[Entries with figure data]
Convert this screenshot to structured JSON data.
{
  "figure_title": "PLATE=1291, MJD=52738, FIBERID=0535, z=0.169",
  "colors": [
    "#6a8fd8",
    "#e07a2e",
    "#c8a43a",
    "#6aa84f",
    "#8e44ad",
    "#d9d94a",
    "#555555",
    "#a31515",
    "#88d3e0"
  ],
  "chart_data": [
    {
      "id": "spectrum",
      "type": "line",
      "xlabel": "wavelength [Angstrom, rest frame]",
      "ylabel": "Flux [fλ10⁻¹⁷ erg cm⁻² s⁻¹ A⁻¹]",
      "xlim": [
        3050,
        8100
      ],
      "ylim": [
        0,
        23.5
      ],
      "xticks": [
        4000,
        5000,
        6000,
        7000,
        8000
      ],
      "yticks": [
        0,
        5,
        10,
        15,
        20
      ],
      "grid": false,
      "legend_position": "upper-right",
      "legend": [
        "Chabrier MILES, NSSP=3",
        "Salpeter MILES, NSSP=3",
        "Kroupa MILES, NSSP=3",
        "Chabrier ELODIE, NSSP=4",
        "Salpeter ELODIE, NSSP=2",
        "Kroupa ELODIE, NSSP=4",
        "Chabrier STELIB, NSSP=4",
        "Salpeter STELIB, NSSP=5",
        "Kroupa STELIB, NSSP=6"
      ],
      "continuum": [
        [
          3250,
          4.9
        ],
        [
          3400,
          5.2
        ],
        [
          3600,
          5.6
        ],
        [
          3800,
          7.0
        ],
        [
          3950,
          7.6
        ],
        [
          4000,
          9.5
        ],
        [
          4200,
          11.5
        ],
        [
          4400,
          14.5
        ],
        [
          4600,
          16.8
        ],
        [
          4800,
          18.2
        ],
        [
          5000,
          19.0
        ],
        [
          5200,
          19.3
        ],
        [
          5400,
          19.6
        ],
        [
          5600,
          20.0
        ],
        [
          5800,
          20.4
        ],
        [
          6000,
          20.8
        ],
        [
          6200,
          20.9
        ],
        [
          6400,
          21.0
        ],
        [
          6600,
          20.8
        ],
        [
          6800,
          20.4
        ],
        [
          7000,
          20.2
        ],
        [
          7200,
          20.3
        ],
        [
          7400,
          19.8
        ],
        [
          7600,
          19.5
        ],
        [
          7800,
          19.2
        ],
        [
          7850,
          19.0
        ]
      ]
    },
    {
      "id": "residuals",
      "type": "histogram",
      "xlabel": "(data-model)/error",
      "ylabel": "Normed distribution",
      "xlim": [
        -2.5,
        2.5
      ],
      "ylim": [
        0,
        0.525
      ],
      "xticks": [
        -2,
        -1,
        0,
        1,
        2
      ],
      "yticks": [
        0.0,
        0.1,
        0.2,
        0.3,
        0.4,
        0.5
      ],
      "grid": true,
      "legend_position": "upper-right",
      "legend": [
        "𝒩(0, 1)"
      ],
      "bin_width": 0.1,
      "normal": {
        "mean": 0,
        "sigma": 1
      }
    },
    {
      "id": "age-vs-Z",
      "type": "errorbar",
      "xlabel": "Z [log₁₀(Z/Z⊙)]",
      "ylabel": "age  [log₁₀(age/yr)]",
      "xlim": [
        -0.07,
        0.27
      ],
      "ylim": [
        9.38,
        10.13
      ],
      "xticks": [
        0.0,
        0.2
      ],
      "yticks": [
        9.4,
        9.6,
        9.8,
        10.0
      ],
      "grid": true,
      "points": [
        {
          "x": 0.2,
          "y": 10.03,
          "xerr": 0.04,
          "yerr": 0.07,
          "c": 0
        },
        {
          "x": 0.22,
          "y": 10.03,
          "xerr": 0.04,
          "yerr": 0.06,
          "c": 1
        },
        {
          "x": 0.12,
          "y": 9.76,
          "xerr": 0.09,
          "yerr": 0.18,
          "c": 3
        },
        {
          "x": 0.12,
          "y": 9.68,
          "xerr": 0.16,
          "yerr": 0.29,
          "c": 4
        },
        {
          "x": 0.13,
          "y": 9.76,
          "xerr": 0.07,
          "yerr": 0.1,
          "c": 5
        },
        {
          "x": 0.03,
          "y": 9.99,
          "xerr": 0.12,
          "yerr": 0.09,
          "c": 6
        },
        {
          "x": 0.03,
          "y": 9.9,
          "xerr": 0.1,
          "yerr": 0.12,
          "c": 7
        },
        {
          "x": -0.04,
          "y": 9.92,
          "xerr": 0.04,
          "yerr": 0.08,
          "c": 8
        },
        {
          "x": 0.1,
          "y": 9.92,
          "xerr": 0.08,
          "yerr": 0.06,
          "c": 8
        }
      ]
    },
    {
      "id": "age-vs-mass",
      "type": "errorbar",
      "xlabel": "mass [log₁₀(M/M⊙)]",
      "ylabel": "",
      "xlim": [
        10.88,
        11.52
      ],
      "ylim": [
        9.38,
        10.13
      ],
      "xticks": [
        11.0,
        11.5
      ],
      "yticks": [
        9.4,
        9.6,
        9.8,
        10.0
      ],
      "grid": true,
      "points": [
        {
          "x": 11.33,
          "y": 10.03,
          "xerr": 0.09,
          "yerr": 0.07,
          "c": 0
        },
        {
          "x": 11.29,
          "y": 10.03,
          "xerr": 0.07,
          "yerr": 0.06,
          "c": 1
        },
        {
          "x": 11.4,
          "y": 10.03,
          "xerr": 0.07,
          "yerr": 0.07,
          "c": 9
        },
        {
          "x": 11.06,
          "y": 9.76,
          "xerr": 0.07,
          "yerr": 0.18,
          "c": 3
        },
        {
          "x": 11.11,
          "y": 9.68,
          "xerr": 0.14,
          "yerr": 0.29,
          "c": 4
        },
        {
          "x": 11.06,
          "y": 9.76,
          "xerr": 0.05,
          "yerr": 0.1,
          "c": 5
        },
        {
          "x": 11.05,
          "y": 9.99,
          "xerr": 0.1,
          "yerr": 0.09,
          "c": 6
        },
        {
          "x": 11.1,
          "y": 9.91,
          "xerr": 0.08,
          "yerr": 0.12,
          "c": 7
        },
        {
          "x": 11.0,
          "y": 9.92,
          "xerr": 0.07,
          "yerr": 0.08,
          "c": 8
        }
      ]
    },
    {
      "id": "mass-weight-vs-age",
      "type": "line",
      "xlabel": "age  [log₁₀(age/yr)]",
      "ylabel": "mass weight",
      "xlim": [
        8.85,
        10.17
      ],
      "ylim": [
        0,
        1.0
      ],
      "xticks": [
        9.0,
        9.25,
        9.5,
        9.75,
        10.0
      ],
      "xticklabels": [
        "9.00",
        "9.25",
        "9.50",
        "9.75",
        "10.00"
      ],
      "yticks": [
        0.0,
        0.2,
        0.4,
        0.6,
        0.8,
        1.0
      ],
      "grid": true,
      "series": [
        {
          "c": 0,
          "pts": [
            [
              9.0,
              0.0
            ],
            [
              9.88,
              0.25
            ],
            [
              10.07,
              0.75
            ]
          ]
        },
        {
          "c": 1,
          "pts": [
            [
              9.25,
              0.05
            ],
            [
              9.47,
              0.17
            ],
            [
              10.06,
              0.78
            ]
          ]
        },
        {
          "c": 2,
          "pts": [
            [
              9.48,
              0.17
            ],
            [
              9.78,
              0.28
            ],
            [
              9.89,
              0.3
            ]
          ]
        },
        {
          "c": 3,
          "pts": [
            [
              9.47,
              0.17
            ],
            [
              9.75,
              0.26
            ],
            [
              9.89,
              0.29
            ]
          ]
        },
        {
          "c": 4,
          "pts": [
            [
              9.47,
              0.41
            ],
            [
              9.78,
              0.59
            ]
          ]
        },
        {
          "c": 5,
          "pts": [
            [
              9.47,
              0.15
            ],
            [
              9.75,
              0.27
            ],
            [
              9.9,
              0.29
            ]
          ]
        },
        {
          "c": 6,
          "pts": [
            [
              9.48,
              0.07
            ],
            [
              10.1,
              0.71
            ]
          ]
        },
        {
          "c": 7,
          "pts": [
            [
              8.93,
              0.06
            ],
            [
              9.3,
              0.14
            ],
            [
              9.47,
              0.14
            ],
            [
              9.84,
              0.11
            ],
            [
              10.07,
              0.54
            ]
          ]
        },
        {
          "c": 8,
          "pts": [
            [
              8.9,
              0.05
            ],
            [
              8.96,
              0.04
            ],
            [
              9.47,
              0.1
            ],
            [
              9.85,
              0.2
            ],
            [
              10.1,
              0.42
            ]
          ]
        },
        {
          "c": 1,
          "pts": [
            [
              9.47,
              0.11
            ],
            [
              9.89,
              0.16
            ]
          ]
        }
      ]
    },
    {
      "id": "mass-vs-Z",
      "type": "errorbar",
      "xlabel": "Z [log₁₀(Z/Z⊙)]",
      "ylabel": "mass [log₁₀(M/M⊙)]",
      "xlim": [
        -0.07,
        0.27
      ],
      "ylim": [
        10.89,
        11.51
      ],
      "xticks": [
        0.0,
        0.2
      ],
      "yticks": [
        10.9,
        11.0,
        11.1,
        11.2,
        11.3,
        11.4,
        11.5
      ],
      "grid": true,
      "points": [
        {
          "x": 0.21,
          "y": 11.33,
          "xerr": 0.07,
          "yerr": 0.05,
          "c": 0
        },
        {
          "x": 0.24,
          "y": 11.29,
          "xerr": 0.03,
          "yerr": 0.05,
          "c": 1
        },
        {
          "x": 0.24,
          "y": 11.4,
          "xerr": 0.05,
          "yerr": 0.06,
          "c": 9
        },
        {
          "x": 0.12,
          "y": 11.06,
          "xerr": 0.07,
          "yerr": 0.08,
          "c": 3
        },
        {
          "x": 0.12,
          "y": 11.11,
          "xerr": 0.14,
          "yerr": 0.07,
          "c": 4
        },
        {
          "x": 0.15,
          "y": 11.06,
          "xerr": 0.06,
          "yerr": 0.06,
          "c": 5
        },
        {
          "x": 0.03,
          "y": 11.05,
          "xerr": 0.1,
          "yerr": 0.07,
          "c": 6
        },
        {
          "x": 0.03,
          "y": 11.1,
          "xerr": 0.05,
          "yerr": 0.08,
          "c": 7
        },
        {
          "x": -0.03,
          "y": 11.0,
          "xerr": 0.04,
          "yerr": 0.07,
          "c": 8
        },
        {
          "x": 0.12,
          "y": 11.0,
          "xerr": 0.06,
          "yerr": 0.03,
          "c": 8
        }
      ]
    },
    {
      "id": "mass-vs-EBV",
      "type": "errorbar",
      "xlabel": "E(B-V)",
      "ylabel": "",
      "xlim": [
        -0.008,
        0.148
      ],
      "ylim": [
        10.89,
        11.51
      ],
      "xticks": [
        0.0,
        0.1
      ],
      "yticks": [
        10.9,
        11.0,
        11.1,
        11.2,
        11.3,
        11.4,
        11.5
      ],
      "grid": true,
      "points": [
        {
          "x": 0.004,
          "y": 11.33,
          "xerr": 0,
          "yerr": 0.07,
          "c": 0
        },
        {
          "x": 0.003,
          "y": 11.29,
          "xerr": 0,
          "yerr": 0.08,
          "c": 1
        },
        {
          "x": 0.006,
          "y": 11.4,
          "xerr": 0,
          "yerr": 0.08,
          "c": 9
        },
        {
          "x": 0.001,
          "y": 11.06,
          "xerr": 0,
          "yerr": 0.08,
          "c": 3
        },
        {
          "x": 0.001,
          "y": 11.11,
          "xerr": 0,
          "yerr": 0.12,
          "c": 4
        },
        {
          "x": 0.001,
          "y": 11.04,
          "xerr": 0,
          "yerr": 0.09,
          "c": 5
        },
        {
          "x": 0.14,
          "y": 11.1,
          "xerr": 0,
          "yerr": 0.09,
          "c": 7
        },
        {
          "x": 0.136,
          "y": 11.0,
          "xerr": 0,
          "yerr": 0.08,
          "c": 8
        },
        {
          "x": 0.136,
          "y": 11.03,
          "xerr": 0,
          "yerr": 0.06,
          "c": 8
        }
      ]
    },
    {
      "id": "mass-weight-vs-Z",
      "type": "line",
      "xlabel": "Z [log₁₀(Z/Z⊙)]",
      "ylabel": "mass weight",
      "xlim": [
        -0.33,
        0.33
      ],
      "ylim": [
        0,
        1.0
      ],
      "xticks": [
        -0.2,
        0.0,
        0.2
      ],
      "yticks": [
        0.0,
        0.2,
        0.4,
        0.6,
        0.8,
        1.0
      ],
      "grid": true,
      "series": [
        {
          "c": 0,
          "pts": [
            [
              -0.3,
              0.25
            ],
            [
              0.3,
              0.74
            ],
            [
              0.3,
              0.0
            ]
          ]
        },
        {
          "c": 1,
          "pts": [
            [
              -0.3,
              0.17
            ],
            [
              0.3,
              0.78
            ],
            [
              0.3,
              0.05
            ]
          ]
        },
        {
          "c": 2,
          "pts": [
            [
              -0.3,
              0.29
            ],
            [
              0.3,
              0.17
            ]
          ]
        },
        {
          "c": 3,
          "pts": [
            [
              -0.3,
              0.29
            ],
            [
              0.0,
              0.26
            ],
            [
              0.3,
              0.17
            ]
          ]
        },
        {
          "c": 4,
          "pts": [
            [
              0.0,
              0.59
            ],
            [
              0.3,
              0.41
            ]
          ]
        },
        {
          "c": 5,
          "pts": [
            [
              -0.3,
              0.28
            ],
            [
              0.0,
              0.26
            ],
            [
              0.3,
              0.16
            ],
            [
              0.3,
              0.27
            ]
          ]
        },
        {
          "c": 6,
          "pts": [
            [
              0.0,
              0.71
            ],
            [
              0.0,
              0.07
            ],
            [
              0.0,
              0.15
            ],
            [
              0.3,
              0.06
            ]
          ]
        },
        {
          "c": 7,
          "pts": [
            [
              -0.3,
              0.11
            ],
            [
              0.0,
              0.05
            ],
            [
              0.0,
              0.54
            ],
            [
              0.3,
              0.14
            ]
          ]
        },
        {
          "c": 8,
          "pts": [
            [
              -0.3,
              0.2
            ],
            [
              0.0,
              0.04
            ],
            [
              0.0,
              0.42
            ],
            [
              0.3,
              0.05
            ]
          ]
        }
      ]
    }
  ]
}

*TASK TO COMPLETE*. Locate all lines in the listing above with the word "STELIB". Copy them.

*RESULT*.
        "Chabrier STELIB, NSSP=4",
        "Salpeter STELIB, NSSP=5",
        "Kroupa STELIB, NSSP=6"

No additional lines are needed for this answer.